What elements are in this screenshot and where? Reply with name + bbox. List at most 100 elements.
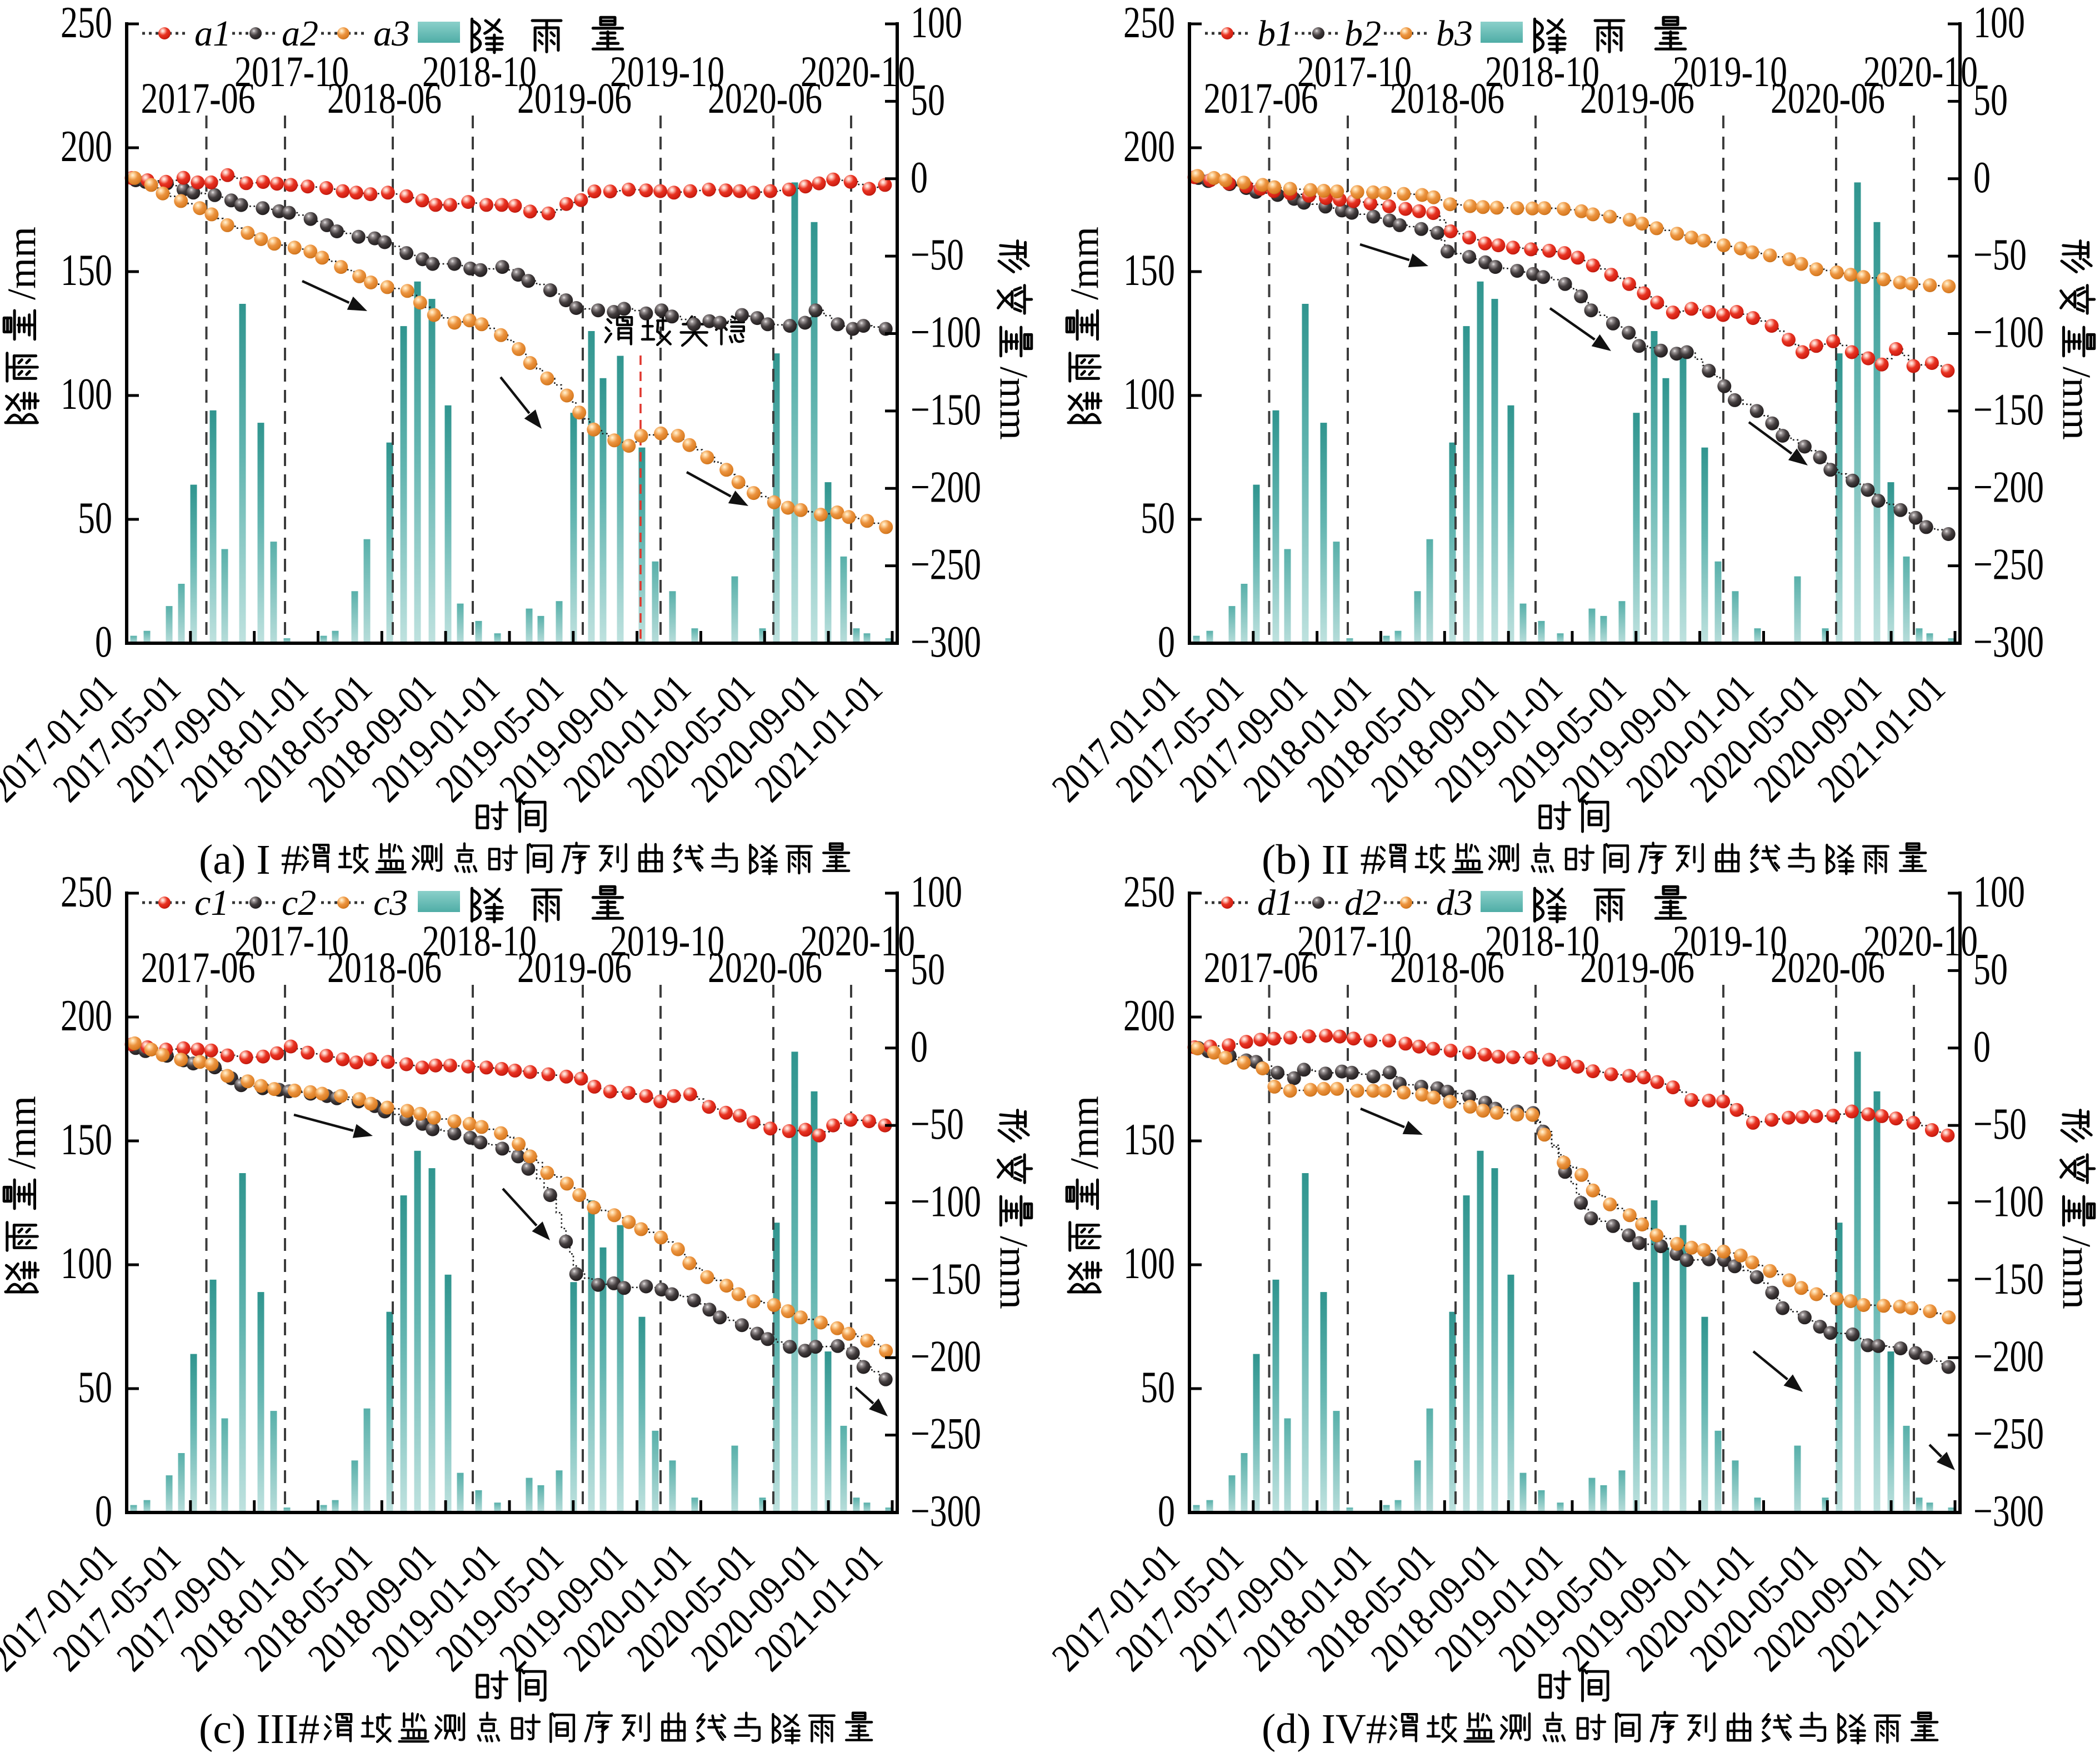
svg-text:2018-06: 2018-06 <box>327 74 442 122</box>
svg-text:/mm: /mm <box>1062 227 1107 300</box>
svg-text:b1: b1 <box>1257 13 1294 54</box>
svg-text:−300: −300 <box>1973 618 2044 667</box>
svg-text:c1: c1 <box>194 883 229 923</box>
svg-text:b3: b3 <box>1436 13 1473 54</box>
svg-text:2020-10: 2020-10 <box>1863 916 1978 965</box>
svg-text:d1: d1 <box>1257 883 1294 923</box>
svg-text:2019-10: 2019-10 <box>610 916 724 965</box>
svg-text:200: 200 <box>61 122 112 171</box>
svg-text:100: 100 <box>911 0 962 47</box>
svg-text:200: 200 <box>1123 991 1175 1040</box>
svg-text:2018-10: 2018-10 <box>1485 47 1599 96</box>
svg-text:/mm: /mm <box>2054 1236 2099 1309</box>
svg-text:2018-06: 2018-06 <box>327 943 442 991</box>
svg-text:150: 150 <box>1123 1115 1175 1164</box>
svg-text:/mm: /mm <box>0 1096 44 1169</box>
svg-text:−300: −300 <box>911 1487 981 1536</box>
svg-text:250: 250 <box>61 868 112 916</box>
svg-text:0: 0 <box>1973 1023 1991 1071</box>
svg-text:2020-06: 2020-06 <box>1771 74 1885 122</box>
svg-text:−300: −300 <box>1973 1487 2044 1536</box>
svg-text:0: 0 <box>95 618 112 667</box>
svg-text:150: 150 <box>1123 246 1175 295</box>
svg-text:150: 150 <box>61 246 112 295</box>
svg-text:100: 100 <box>1973 0 2025 47</box>
svg-text:c3: c3 <box>373 883 408 923</box>
svg-text:−100: −100 <box>911 308 981 357</box>
svg-text:2017-10: 2017-10 <box>1297 916 1412 965</box>
svg-text:/mm: /mm <box>2054 367 2099 440</box>
svg-text:−200: −200 <box>1973 463 2044 512</box>
svg-text:0: 0 <box>95 1487 112 1536</box>
svg-text:2019-10: 2019-10 <box>610 47 724 96</box>
svg-text:−200: −200 <box>1973 1332 2044 1381</box>
svg-text:c2: c2 <box>282 883 316 923</box>
svg-text:2017-06: 2017-06 <box>1204 74 1318 122</box>
svg-text:d2: d2 <box>1344 883 1381 923</box>
svg-text:2017-10: 2017-10 <box>234 47 349 96</box>
svg-text:50: 50 <box>78 494 112 543</box>
svg-text:2018-10: 2018-10 <box>1485 916 1599 965</box>
svg-text:0: 0 <box>911 153 928 202</box>
svg-text:a1: a1 <box>194 13 231 54</box>
svg-text:50: 50 <box>1973 945 2008 994</box>
svg-text:50: 50 <box>1973 76 2008 124</box>
svg-text:100: 100 <box>61 370 112 419</box>
svg-text:0: 0 <box>911 1023 928 1071</box>
svg-text:−300: −300 <box>911 618 981 667</box>
svg-text:100: 100 <box>61 1239 112 1288</box>
svg-text:0: 0 <box>1158 1487 1175 1536</box>
svg-text:2019-06: 2019-06 <box>1580 943 1694 991</box>
svg-text:2020-10: 2020-10 <box>801 47 915 96</box>
svg-text:2019-06: 2019-06 <box>517 74 632 122</box>
svg-text:2018-10: 2018-10 <box>422 916 537 965</box>
svg-text:250: 250 <box>61 0 112 47</box>
svg-text:−250: −250 <box>1973 1410 2044 1459</box>
svg-text:/mm: /mm <box>1062 1096 1107 1169</box>
svg-text:0: 0 <box>1973 153 1991 202</box>
svg-text:−250: −250 <box>911 1410 981 1459</box>
svg-text:a3: a3 <box>373 13 410 54</box>
svg-text:a2: a2 <box>282 13 318 54</box>
svg-text:250: 250 <box>1123 868 1175 916</box>
svg-text:2018-06: 2018-06 <box>1390 943 1504 991</box>
svg-text:b2: b2 <box>1344 13 1381 54</box>
svg-text:2017-10: 2017-10 <box>1297 47 1412 96</box>
svg-text:2019-06: 2019-06 <box>517 943 632 991</box>
svg-text:−50: −50 <box>911 231 964 279</box>
svg-text:2018-06: 2018-06 <box>1390 74 1504 122</box>
svg-text:/mm: /mm <box>992 367 1036 440</box>
svg-text:100: 100 <box>1123 1239 1175 1288</box>
svg-text:0: 0 <box>1158 618 1175 667</box>
svg-text:2018-10: 2018-10 <box>422 47 537 96</box>
svg-text:−150: −150 <box>911 1255 981 1304</box>
svg-text:−100: −100 <box>911 1178 981 1226</box>
svg-text:(b) II #: (b) II # <box>1262 837 1381 883</box>
svg-text:−100: −100 <box>1973 1178 2044 1226</box>
svg-text:2017-10: 2017-10 <box>234 916 349 965</box>
svg-text:50: 50 <box>911 945 945 994</box>
svg-text:250: 250 <box>1123 0 1175 47</box>
svg-text:−150: −150 <box>911 385 981 434</box>
svg-text:100: 100 <box>1123 370 1175 419</box>
svg-text:−250: −250 <box>1973 540 2044 589</box>
svg-text:d3: d3 <box>1436 883 1473 923</box>
svg-text:2020-06: 2020-06 <box>1771 943 1885 991</box>
svg-text:100: 100 <box>1973 868 2025 916</box>
svg-text:−150: −150 <box>1973 1255 2044 1304</box>
svg-text:50: 50 <box>1141 494 1175 543</box>
svg-text:200: 200 <box>61 991 112 1040</box>
svg-text:−200: −200 <box>911 1332 981 1381</box>
svg-text:2019-06: 2019-06 <box>1580 74 1694 122</box>
svg-text:−100: −100 <box>1973 308 2044 357</box>
svg-text:2017-06: 2017-06 <box>141 74 256 122</box>
svg-text:/mm: /mm <box>992 1236 1036 1309</box>
svg-text:−50: −50 <box>911 1100 964 1149</box>
svg-text:(c) III#: (c) III# <box>199 1706 319 1752</box>
svg-text:2020-10: 2020-10 <box>1863 47 1978 96</box>
svg-text:(a) I #: (a) I # <box>199 837 302 883</box>
svg-text:50: 50 <box>1141 1363 1175 1412</box>
svg-text:(d) IV#: (d) IV# <box>1262 1706 1387 1752</box>
svg-text:150: 150 <box>61 1115 112 1164</box>
svg-text:2017-06: 2017-06 <box>1204 943 1318 991</box>
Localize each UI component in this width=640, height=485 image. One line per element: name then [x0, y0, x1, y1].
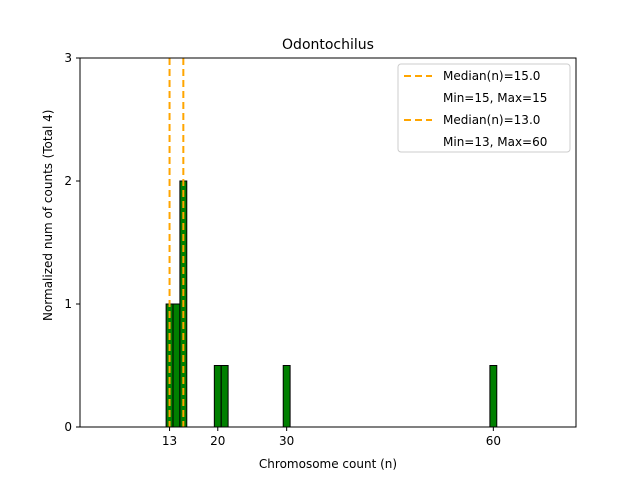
legend: Median(n)=15.0 Min=15, Max=15 Median(n)=13… [397, 63, 571, 153]
legend-label: Median(n)=13.0 [443, 113, 540, 127]
y-tick-label: 0 [64, 420, 72, 434]
x-tick-label: 30 [279, 434, 294, 448]
y-axis-label: Normalized num of counts [41, 163, 55, 321]
legend-box [397, 63, 571, 153]
legend-label: Median(n)=15.0 [443, 69, 540, 83]
y-tick-label: 1 [64, 297, 72, 311]
x-tick-label: 60 [486, 434, 501, 448]
bar [172, 303, 181, 428]
plot-frame [79, 57, 577, 428]
y-axis-total-note: (Total 4) [41, 110, 55, 159]
x-tick-label: 13 [162, 434, 177, 448]
bar [489, 365, 498, 428]
y-tick-label: 2 [64, 174, 72, 188]
y-tick-label: 3 [64, 51, 72, 65]
x-axis-label: Chromosome count (n) [259, 457, 397, 471]
x-tick-label: 20 [210, 434, 225, 448]
bar [220, 365, 229, 428]
chart-title: Odontochilus [282, 37, 374, 53]
legend-range-label: Min=15, Max=15 [443, 91, 547, 105]
bar [282, 365, 291, 428]
legend-range-label: Min=13, Max=60 [443, 135, 547, 149]
bar [213, 365, 222, 428]
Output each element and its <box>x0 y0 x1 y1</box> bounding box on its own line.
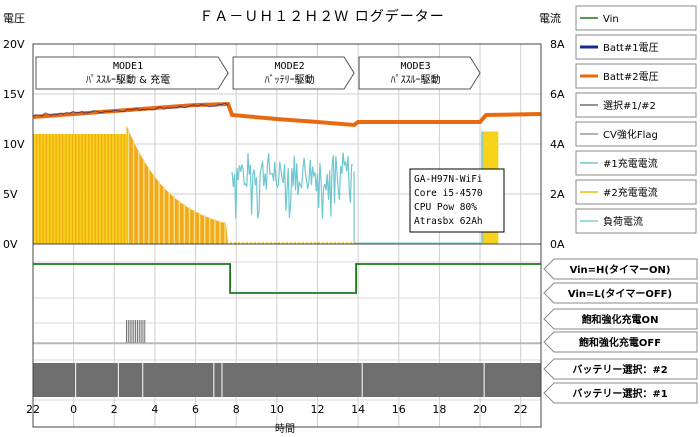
x-tick: 16 <box>392 403 406 416</box>
legend-label: Batt#1電圧 <box>603 42 659 54</box>
y-left-tick: 10V <box>3 138 25 151</box>
y-right-tick: 0A <box>550 238 565 251</box>
y-right-label: 電流 <box>539 11 561 25</box>
mode-sub: ﾊﾟｽｽﾙｰ駆動 <box>391 73 441 86</box>
series-batt2-voltage <box>32 101 542 128</box>
annotation-box: GA-H97N-WiFi Core i5-4570 CPU Pow 80% Atras… <box>409 168 505 233</box>
series-2-charge-taper <box>126 125 229 244</box>
mode-banner-1 <box>35 56 229 90</box>
legend-label: Batt#2電圧 <box>603 71 659 83</box>
x-tick: 18 <box>432 403 446 416</box>
mode-banner-2 <box>232 56 355 90</box>
y-right-tick: 4A <box>550 138 565 151</box>
state-label-box <box>543 358 698 380</box>
mode-sub: ﾊﾞｯﾃﾘｰ駆動 <box>265 73 315 86</box>
current-fill-area <box>33 125 499 244</box>
x-tick: 22 <box>514 403 528 416</box>
state-label-box <box>543 258 698 280</box>
y-left-tick: 20V <box>3 38 25 51</box>
legend-label: 選択#1/#2 <box>603 99 656 112</box>
annotation-line: Core i5-4570 <box>414 188 483 199</box>
y-right-tick: 2A <box>550 188 565 201</box>
legend-label: Vin <box>603 14 619 25</box>
annotation-frame <box>409 168 505 233</box>
x-tick: 12 <box>310 403 324 416</box>
state-label: バッテリー選択：#2 <box>572 363 667 376</box>
series-1-charge-current <box>231 152 354 219</box>
legend-label: CV強化Flag <box>603 128 658 141</box>
state-label-box <box>543 331 698 353</box>
series-batt1-voltage <box>32 102 229 117</box>
plot-frame <box>32 43 542 428</box>
legend-label: #2充電電流 <box>603 186 658 199</box>
mode-label: MODE2 <box>275 61 305 72</box>
state-label: 飽和強化充電OFF <box>578 336 661 349</box>
x-tick: 2 <box>111 403 118 416</box>
y-left-tick: 5V <box>3 188 18 201</box>
state-labels: Vin=H(タイマーON) Vin=L(タイマーOFF) 飽和強化充電ON 飽和強化充… <box>543 258 698 404</box>
x-tick: 14 <box>351 403 365 416</box>
x-tick: 22 <box>26 403 40 416</box>
annotation-line: CPU Pow 80% <box>414 202 477 213</box>
x-tick: 8 <box>233 403 240 416</box>
vin-timer-line <box>33 263 541 294</box>
y-left-label: 電圧 <box>3 12 25 25</box>
mode-label: MODE3 <box>401 61 431 72</box>
legend-label: #1充電電流 <box>603 157 658 170</box>
y-right-tick: 8A <box>550 38 565 51</box>
titles: ＦＡ－ＵＨ１２Ｈ２Ｗ ログデーター <box>199 8 444 25</box>
x-axis-label: 時間 <box>275 423 295 435</box>
mode-label: MODE1 <box>113 61 143 72</box>
digital-rows <box>33 263 541 397</box>
annotation-line: GA-H97N-WiFi <box>414 174 483 185</box>
state-label: 飽和強化充電ON <box>581 313 659 326</box>
state-label-box <box>543 282 698 304</box>
mode-sub: ﾊﾟｽｽﾙｰ駆動 & 充電 <box>86 73 170 86</box>
battery-select-band <box>33 363 541 397</box>
x-tick: 10 <box>270 403 284 416</box>
x-tick: 4 <box>151 403 158 416</box>
y-left-tick: 15V <box>3 88 25 101</box>
mode-banner-3 <box>358 56 481 90</box>
y-right-tick: 6A <box>550 88 565 101</box>
series-lines <box>32 101 542 244</box>
x-tick: 20 <box>473 403 487 416</box>
x-tick: 6 <box>192 403 199 416</box>
axes: 20V 8A 15V 6A 10V 4A 5V 2A 0V 0A 22 0 2 4 6 8 10 12 14 16 18… <box>3 11 565 435</box>
state-label-box <box>543 382 698 404</box>
state-label-box <box>543 308 698 330</box>
x-tick: 0 <box>70 403 77 416</box>
y-left-tick: 0V <box>3 238 18 251</box>
legend-label: 負荷電流 <box>603 215 643 228</box>
state-label: Vin=L(タイマーOFF) <box>568 288 672 300</box>
state-label: Vin=H(タイマーON) <box>570 264 671 276</box>
state-label: バッテリー選択：#1 <box>572 387 667 400</box>
annotation-line: Atrasbx 62Ah <box>414 216 483 227</box>
chart-title: ＦＡ－ＵＨ１２Ｈ２Ｗ ログデーター <box>199 8 444 25</box>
● ● ● ● ●
What is asked »
Identify every line in the entries above that contains the string "バッテリー選択", and copy each such line in full. Matching is case-sensitive.

Answer to the exercise »
state-label: バッテリー選択：#2 <box>572 363 667 376</box>
state-label: バッテリー選択：#1 <box>572 387 667 400</box>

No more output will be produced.